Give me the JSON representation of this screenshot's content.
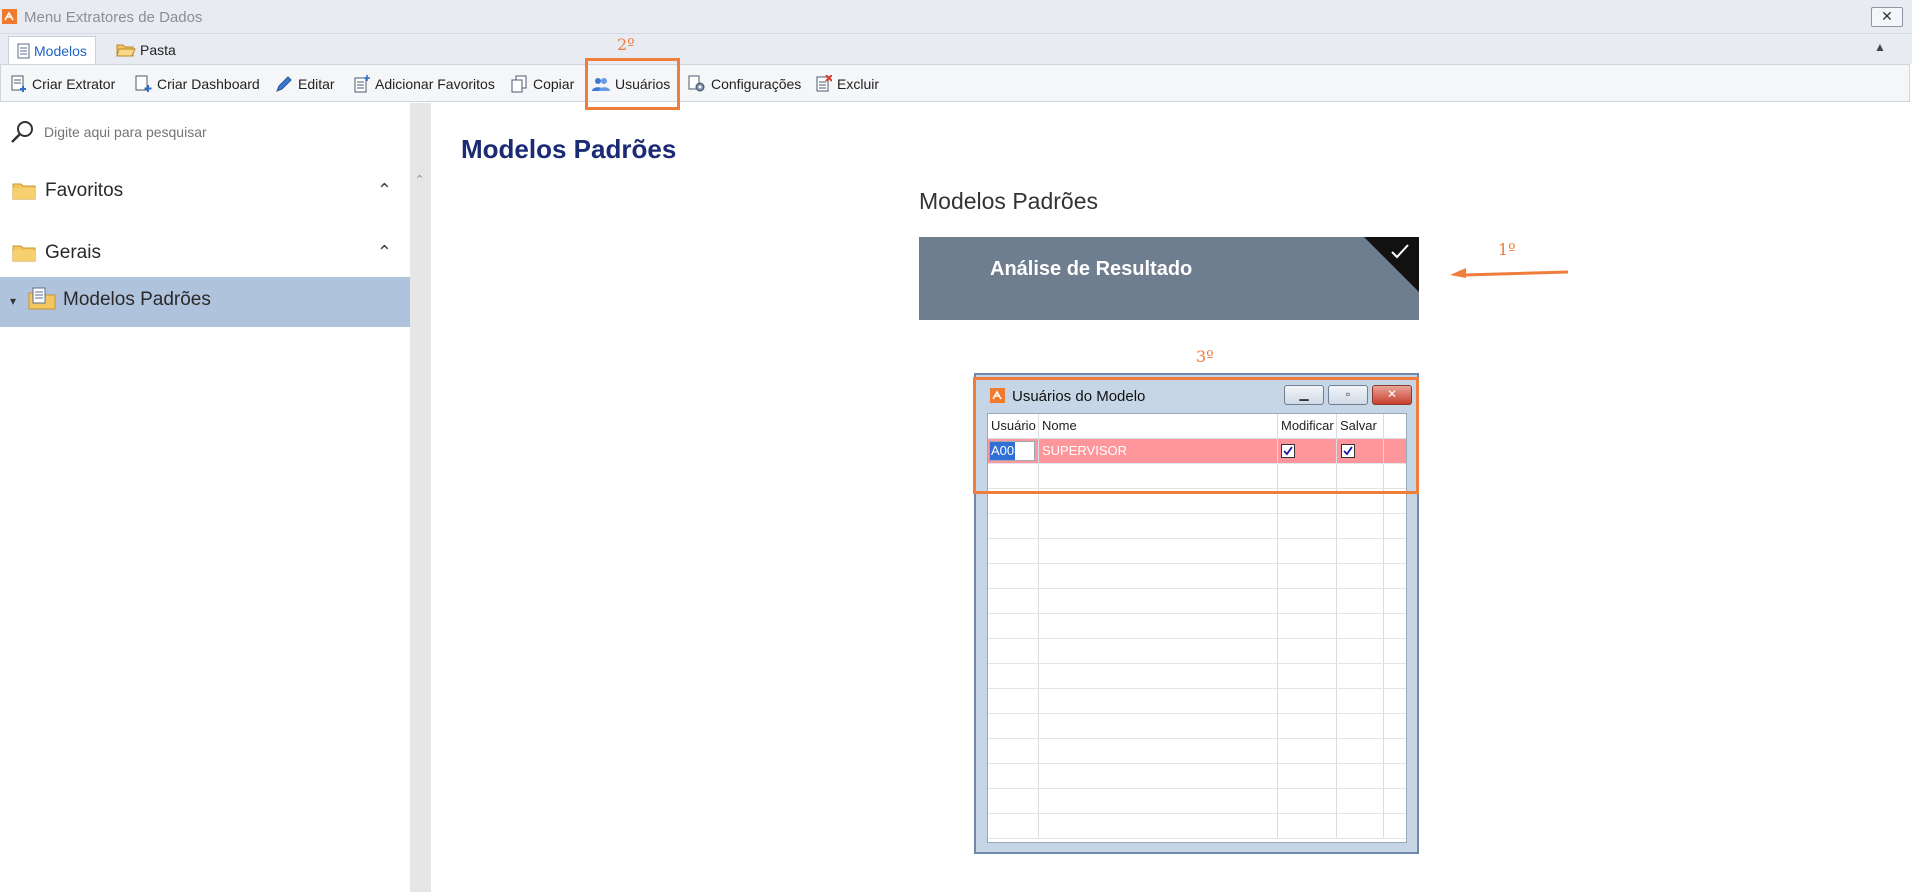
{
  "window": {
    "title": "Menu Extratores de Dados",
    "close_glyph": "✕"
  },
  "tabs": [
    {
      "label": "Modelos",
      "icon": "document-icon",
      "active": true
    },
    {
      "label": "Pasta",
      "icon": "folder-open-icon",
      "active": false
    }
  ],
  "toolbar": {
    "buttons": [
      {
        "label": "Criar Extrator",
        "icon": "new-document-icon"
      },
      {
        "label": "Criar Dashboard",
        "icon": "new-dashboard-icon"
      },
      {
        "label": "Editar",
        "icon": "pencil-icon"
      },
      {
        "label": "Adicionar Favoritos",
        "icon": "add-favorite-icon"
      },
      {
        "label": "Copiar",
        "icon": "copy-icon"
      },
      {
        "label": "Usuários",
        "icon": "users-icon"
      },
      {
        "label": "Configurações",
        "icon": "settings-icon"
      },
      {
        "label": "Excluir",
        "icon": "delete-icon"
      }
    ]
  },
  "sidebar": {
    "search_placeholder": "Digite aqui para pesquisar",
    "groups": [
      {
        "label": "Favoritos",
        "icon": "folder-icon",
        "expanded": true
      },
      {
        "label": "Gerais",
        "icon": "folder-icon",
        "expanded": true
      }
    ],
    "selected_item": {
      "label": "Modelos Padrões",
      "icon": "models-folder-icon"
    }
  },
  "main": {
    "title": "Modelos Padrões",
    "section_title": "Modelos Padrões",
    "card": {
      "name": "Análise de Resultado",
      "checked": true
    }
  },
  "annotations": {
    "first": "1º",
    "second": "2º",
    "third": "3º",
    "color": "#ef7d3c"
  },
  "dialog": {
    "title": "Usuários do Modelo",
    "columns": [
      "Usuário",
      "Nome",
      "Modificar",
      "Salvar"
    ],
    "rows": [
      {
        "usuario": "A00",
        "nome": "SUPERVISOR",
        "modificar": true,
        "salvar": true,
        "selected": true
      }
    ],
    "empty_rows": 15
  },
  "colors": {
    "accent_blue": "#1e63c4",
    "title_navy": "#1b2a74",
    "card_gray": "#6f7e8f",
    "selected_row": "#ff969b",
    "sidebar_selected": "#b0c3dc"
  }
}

_ _ _ _ _

TASK DIRECTIONS:
Copy every line above that includes the string "Modelos".

ANSWER TO THIS EXERCISE:
      "label": "Modelos",
      "label": "Modelos Padrões",
    "title": "Modelos Padrões",
    "section_title": "Modelos Padrões",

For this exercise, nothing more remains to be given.